━━ RECORDS SUPPLIED ━━

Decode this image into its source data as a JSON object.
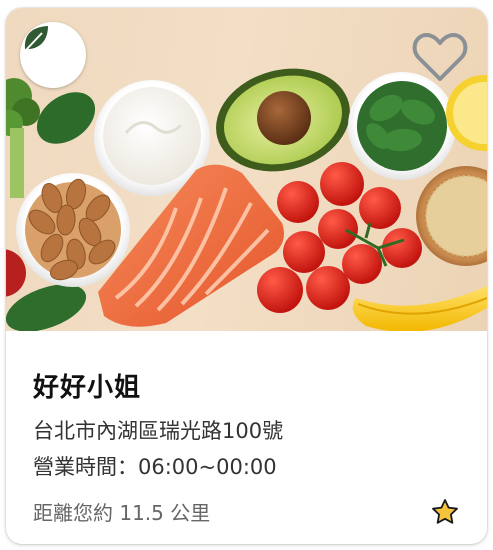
{
  "restaurant": {
    "name": "好好小姐",
    "address": "台北市內湖區瑞光路100號",
    "hours": "營業時間：06:00~00:00",
    "distance": "距離您約 11.5 公里"
  },
  "icons": {
    "logo": "leaf-icon",
    "favorite": "heart-outline-icon",
    "rating": "star-icon"
  },
  "colors": {
    "logo_leaf": "#2f5a32",
    "heart_outline": "#8a9096",
    "star_fill": "#f6c33c",
    "star_stroke": "#1a1a1a"
  }
}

━━━

> [CHALLENGE]
Return the listing above word for word, with the pictures removed.

> [FULL ANSWER]
Decode this image into its source data as a JSON object.
{
  "restaurant": {
    "name": "好好小姐",
    "address": "台北市內湖區瑞光路100號",
    "hours": "營業時間：06:00~00:00",
    "distance": "距離您約 11.5 公里"
  },
  "icons": {
    "logo": "leaf-icon",
    "favorite": "heart-outline-icon",
    "rating": "star-icon"
  },
  "colors": {
    "logo_leaf": "#2f5a32",
    "heart_outline": "#8a9096",
    "star_fill": "#f6c33c",
    "star_stroke": "#1a1a1a"
  }
}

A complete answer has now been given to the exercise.